··· Task material

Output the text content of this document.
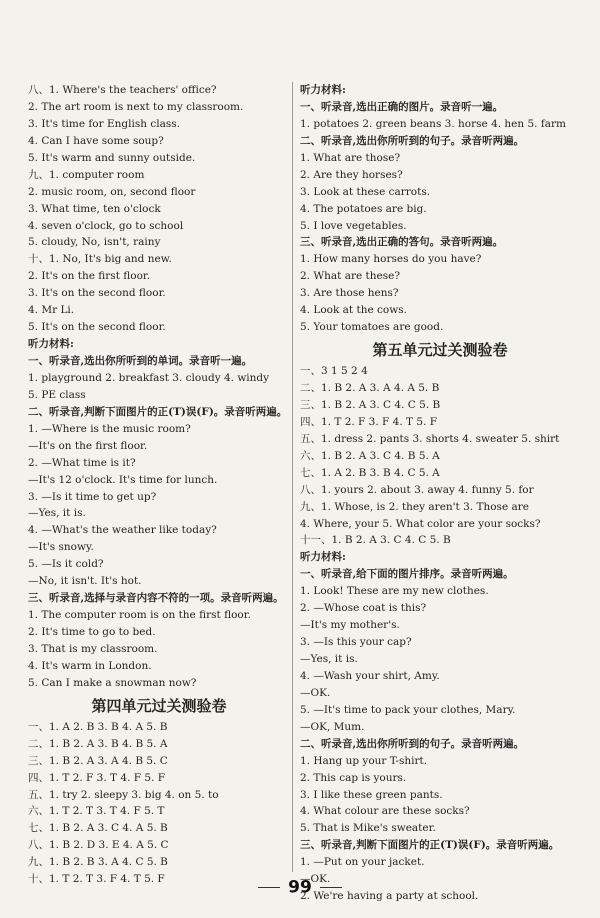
八、1. Where's the teachers' office?
2. The art room is next to my classroom.
3. It's time for English class.
4. Can I have some soup?
5. It's warm and sunny outside.
九、1. computer room
2. music room, on, second floor
3. What time, ten o'clock
4. seven o'clock, go to school
5. cloudy, No, isn't, rainy
十、1. No, It's big and new.
2. It's on the first floor.
3. It's on the second floor.
4. Mr Li.
5. It's on the second floor.
听力材料:
一、听录音,选出你所听到的单词。录音听一遍。
1. playground 2. breakfast 3. cloudy 4. windy
5. PE class
二、听录音,判断下面图片的正(T)误(F)。录音听两遍。
1. —Where is the music room?
—It's on the first floor.
2. —What time is it?
—It's 12 o'clock. It's time for lunch.
3. —Is it time to get up?
—Yes, it is.
4. —What's the weather like today?
—It's snowy.
5. —Is it cold?
—No, it isn't. It's hot.
三、听录音,选择与录音内容不符的一项。录音听两遍。
1. The computer room is on the first floor.
2. It's time to go to bed.
3. That is my classroom.
4. It's warm in London.
5. Can I make a snowman now?
第四单元过关测验卷
一、1. A 2. B 3. B 4. A 5. B
二、1. B 2. A 3. B 4. B 5. A
三、1. B 2. A 3. A 4. B 5. C
四、1. T 2. F 3. T 4. F 5. F
五、1. try 2. sleepy 3. big 4. on 5. to
六、1. T 2. T 3. T 4. F 5. T
七、1. B 2. A 3. C 4. A 5. B
八、1. B 2. D 3. E 4. A 5. C
九、1. B 2. B 3. A 4. C 5. B
十、1. T 2. T 3. F 4. T 5. F
听力材料:
一、听录音,选出正确的图片。录音听一遍。
1. potatoes 2. green beans 3. horse 4. hen 5. farm
二、听录音,选出你所听到的句子。录音听两遍。
1. What are those?
2. Are they horses?
3. Look at these carrots.
4. The potatoes are big.
5. I love vegetables.
三、听录音,选出正确的答句。录音听两遍。
1. How many horses do you have?
2. What are these?
3. Are those hens?
4. Look at the cows.
5. Your tomatoes are good.
第五单元过关测验卷
一、3 1 5 2 4
二、1. B 2. A 3. A 4. A 5. B
三、1. B 2. A 3. C 4. C 5. B
四、1. T 2. F 3. F 4. T 5. F
五、1. dress 2. pants 3. shorts 4. sweater 5. shirt
六、1. B 2. A 3. C 4. B 5. A
七、1. A 2. B 3. B 4. C 5. A
八、1. yours 2. about 3. away 4. funny 5. for
九、1. Whose, is 2. they aren't 3. Those are
4. Where, your 5. What color are your socks?
十一、1. B 2. A 3. C 4. C 5. B
听力材料:
一、听录音,给下面的图片排序。录音听两遍。
1. Look! These are my new clothes.
2. —Whose coat is this?
—It's my mother's.
3. —Is this your cap?
—Yes, it is.
4. —Wash your shirt, Amy.
—OK.
5. —It's time to pack your clothes, Mary.
—OK, Mum.
二、听录音,选出你所听到的句子。录音听两遍。
1. Hang up your T-shirt.
2. This cap is yours.
3. I like these green pants.
4. What colour are these socks?
5. That is Mike's sweater.
三、听录音,判断下面图片的正(T)误(F)。录音听两遍。
1. —Put on your jacket.
—OK.
2. We're having a party at school.
99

······

● Task requirements
Copy out all the entries exactly. Images stay out of the copy.

● Exercise answer
Output the text content of this document.
八、1. Where's the teachers' office?
2. The art room is next to my classroom.
3. It's time for English class.
4. Can I have some soup?
5. It's warm and sunny outside.
九、1. computer room
2. music room, on, second floor
3. What time, ten o'clock
4. seven o'clock, go to school
5. cloudy, No, isn't, rainy
十、1. No, It's big and new.
2. It's on the first floor.
3. It's on the second floor.
4. Mr Li.
5. It's on the second floor.
听力材料:
一、听录音,选出你所听到的单词。录音听一遍。
1. playground 2. breakfast 3. cloudy 4. windy
5. PE class
二、听录音,判断下面图片的正(T)误(F)。录音听两遍。
1. —Where is the music room?
—It's on the first floor.
2. —What time is it?
—It's 12 o'clock. It's time for lunch.
3. —Is it time to get up?
—Yes, it is.
4. —What's the weather like today?
—It's snowy.
5. —Is it cold?
—No, it isn't. It's hot.
三、听录音,选择与录音内容不符的一项。录音听两遍。
1. The computer room is on the first floor.
2. It's time to go to bed.
3. That is my classroom.
4. It's warm in London.
5. Can I make a snowman now?
第四单元过关测验卷
一、1. A 2. B 3. B 4. A 5. B
二、1. B 2. A 3. B 4. B 5. A
三、1. B 2. A 3. A 4. B 5. C
四、1. T 2. F 3. T 4. F 5. F
五、1. try 2. sleepy 3. big 4. on 5. to
六、1. T 2. T 3. T 4. F 5. T
七、1. B 2. A 3. C 4. A 5. B
八、1. B 2. D 3. E 4. A 5. C
九、1. B 2. B 3. A 4. C 5. B
十、1. T 2. T 3. F 4. T 5. F
听力材料:
一、听录音,选出正确的图片。录音听一遍。
1. potatoes 2. green beans 3. horse 4. hen 5. farm
二、听录音,选出你所听到的句子。录音听两遍。
1. What are those?
2. Are they horses?
3. Look at these carrots.
4. The potatoes are big.
5. I love vegetables.
三、听录音,选出正确的答句。录音听两遍。
1. How many horses do you have?
2. What are these?
3. Are those hens?
4. Look at the cows.
5. Your tomatoes are good.
第五单元过关测验卷
一、3 1 5 2 4
二、1. B 2. A 3. A 4. A 5. B
三、1. B 2. A 3. C 4. C 5. B
四、1. T 2. F 3. F 4. T 5. F
五、1. dress 2. pants 3. shorts 4. sweater 5. shirt
六、1. B 2. A 3. C 4. B 5. A
七、1. A 2. B 3. B 4. C 5. A
八、1. yours 2. about 3. away 4. funny 5. for
九、1. Whose, is 2. they aren't 3. Those are
4. Where, your 5. What color are your socks?
十一、1. B 2. A 3. C 4. C 5. B
听力材料:
一、听录音,给下面的图片排序。录音听两遍。
1. Look! These are my new clothes.
2. —Whose coat is this?
—It's my mother's.
3. —Is this your cap?
—Yes, it is.
4. —Wash your shirt, Amy.
—OK.
5. —It's time to pack your clothes, Mary.
—OK, Mum.
二、听录音,选出你所听到的句子。录音听两遍。
1. Hang up your T-shirt.
2. This cap is yours.
3. I like these green pants.
4. What colour are these socks?
5. That is Mike's sweater.
三、听录音,判断下面图片的正(T)误(F)。录音听两遍。
1. —Put on your jacket.
—OK.
2. We're having a party at school.
99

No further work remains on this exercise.